- [Given data]:
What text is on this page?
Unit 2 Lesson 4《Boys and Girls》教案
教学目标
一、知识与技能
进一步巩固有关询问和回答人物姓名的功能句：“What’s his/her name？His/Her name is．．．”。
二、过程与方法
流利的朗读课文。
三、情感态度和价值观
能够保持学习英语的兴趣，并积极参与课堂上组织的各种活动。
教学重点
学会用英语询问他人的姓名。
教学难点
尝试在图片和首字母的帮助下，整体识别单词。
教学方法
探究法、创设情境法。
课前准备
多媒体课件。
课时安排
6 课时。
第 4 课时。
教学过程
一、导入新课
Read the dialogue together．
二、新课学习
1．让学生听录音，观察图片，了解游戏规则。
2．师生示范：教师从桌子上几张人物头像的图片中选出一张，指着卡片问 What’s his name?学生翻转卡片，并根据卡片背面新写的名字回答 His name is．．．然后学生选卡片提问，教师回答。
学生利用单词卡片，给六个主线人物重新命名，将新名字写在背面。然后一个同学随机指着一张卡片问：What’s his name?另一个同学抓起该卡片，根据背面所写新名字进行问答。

- [Set problem]: Exactly reproduce every line found in the records.

- [In response]:
What text is on this page?
Unit 2 Lesson 4《Boys and Girls》教案
教学目标
一、知识与技能
进一步巩固有关询问和回答人物姓名的功能句：“What’s his/her name？His/Her name is．．．”。
二、过程与方法
流利的朗读课文。
三、情感态度和价值观
能够保持学习英语的兴趣，并积极参与课堂上组织的各种活动。
教学重点
学会用英语询问他人的姓名。
教学难点
尝试在图片和首字母的帮助下，整体识别单词。
教学方法
探究法、创设情境法。
课前准备
多媒体课件。
课时安排
6 课时。
第 4 课时。
教学过程
一、导入新课
Read the dialogue together．
二、新课学习
1．让学生听录音，观察图片，了解游戏规则。
2．师生示范：教师从桌子上几张人物头像的图片中选出一张，指着卡片问 What’s his name?学生翻转卡片，并根据卡片背面新写的名字回答 His name is．．．然后学生选卡片提问，教师回答。
学生利用单词卡片，给六个主线人物重新命名，将新名字写在背面。然后一个同学随机指着一张卡片问：What’s his name?另一个同学抓起该卡片，根据背面所写新名字进行问答。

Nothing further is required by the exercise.